◆ To be done: Can you retype each of the entries below line for line, without changing a single character?

-- START The input --

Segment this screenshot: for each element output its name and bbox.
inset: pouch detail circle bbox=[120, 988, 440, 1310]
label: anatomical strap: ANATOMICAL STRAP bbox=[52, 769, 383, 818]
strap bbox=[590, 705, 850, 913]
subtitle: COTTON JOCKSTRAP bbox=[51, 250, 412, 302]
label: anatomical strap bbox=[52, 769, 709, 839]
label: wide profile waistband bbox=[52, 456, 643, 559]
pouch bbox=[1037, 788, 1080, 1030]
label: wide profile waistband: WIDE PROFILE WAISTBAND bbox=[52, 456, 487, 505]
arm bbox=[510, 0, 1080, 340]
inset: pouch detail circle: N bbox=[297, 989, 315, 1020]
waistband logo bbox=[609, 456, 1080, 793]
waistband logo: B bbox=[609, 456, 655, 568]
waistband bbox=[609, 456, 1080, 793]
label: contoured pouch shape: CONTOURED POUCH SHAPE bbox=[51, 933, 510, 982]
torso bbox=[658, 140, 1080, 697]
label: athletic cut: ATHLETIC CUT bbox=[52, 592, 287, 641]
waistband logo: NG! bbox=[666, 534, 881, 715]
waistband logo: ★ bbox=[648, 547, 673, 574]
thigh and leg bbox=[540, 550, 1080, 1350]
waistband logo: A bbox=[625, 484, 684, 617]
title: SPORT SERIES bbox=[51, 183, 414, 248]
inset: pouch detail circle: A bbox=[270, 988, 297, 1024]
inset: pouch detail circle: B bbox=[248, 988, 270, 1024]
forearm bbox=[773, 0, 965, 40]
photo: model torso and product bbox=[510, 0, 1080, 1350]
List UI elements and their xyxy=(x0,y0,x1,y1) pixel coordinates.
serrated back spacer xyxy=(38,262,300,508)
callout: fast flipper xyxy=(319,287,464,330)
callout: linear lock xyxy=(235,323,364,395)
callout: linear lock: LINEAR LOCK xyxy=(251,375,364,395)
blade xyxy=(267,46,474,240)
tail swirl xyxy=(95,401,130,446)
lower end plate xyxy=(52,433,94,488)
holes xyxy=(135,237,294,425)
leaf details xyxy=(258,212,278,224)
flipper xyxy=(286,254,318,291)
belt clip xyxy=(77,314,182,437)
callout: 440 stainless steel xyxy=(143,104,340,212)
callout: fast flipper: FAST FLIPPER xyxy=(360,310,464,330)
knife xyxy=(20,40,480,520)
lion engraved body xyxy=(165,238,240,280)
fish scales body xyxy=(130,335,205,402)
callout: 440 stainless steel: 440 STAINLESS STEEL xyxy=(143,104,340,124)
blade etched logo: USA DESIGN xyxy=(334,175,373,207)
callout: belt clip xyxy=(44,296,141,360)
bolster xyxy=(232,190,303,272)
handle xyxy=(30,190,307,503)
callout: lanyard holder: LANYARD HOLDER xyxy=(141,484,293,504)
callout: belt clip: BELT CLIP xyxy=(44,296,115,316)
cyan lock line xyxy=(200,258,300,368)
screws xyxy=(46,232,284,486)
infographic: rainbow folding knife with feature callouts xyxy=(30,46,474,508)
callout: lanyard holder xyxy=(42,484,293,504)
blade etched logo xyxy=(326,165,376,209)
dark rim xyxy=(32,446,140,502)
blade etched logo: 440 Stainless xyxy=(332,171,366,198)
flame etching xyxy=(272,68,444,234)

-- END The input --

◆ Task solution:
Segment this screenshot: for each element output its name and bbox.
inset: pouch detail circle bbox=[120, 988, 440, 1310]
label: anatomical strap: ANATOMICAL STRAP bbox=[52, 769, 383, 818]
strap bbox=[590, 705, 850, 913]
subtitle: COTTON JOCKSTRAP bbox=[51, 250, 412, 302]
label: anatomical strap bbox=[52, 769, 709, 839]
label: wide profile waistband bbox=[52, 456, 643, 559]
pouch bbox=[1037, 788, 1080, 1030]
label: wide profile waistband: WIDE PROFILE WAISTBAND bbox=[52, 456, 487, 505]
arm bbox=[510, 0, 1080, 340]
inset: pouch detail circle: N bbox=[297, 989, 315, 1020]
waistband logo bbox=[609, 456, 1080, 793]
waistband logo: B bbox=[609, 456, 655, 568]
waistband bbox=[609, 456, 1080, 793]
label: contoured pouch shape: CONTOURED POUCH SHAPE bbox=[51, 933, 510, 982]
torso bbox=[658, 140, 1080, 697]
label: athletic cut: ATHLETIC CUT bbox=[52, 592, 287, 641]
waistband logo: NG! bbox=[666, 534, 881, 715]
waistband logo: ★ bbox=[648, 547, 673, 574]
thigh and leg bbox=[540, 550, 1080, 1350]
waistband logo: A bbox=[625, 484, 684, 617]
title: SPORT SERIES bbox=[51, 183, 414, 248]
inset: pouch detail circle: A bbox=[270, 988, 297, 1024]
inset: pouch detail circle: B bbox=[248, 988, 270, 1024]
forearm bbox=[773, 0, 965, 40]
photo: model torso and product bbox=[510, 0, 1080, 1350]
List UI elements and their xyxy=(x0,y0,x1,y1) pixel coordinates.
serrated back spacer xyxy=(38,262,300,508)
callout: fast flipper xyxy=(319,287,464,330)
callout: linear lock xyxy=(235,323,364,395)
callout: linear lock: LINEAR LOCK xyxy=(251,375,364,395)
blade xyxy=(267,46,474,240)
tail swirl xyxy=(95,401,130,446)
lower end plate xyxy=(52,433,94,488)
holes xyxy=(135,237,294,425)
leaf details xyxy=(258,212,278,224)
flipper xyxy=(286,254,318,291)
belt clip xyxy=(77,314,182,437)
callout: 440 stainless steel xyxy=(143,104,340,212)
callout: fast flipper: FAST FLIPPER xyxy=(360,310,464,330)
knife xyxy=(20,40,480,520)
lion engraved body xyxy=(165,238,240,280)
fish scales body xyxy=(130,335,205,402)
callout: 440 stainless steel: 440 STAINLESS STEEL xyxy=(143,104,340,124)
blade etched logo: USA DESIGN xyxy=(334,175,373,207)
callout: belt clip xyxy=(44,296,141,360)
bolster xyxy=(232,190,303,272)
handle xyxy=(30,190,307,503)
callout: lanyard holder: LANYARD HOLDER xyxy=(141,484,293,504)
callout: belt clip: BELT CLIP xyxy=(44,296,115,316)
cyan lock line xyxy=(200,258,300,368)
screws xyxy=(46,232,284,486)
infographic: rainbow folding knife with feature callouts xyxy=(30,46,474,508)
callout: lanyard holder xyxy=(42,484,293,504)
blade etched logo xyxy=(326,165,376,209)
dark rim xyxy=(32,446,140,502)
blade etched logo: 440 Stainless xyxy=(332,171,366,198)
flame etching xyxy=(272,68,444,234)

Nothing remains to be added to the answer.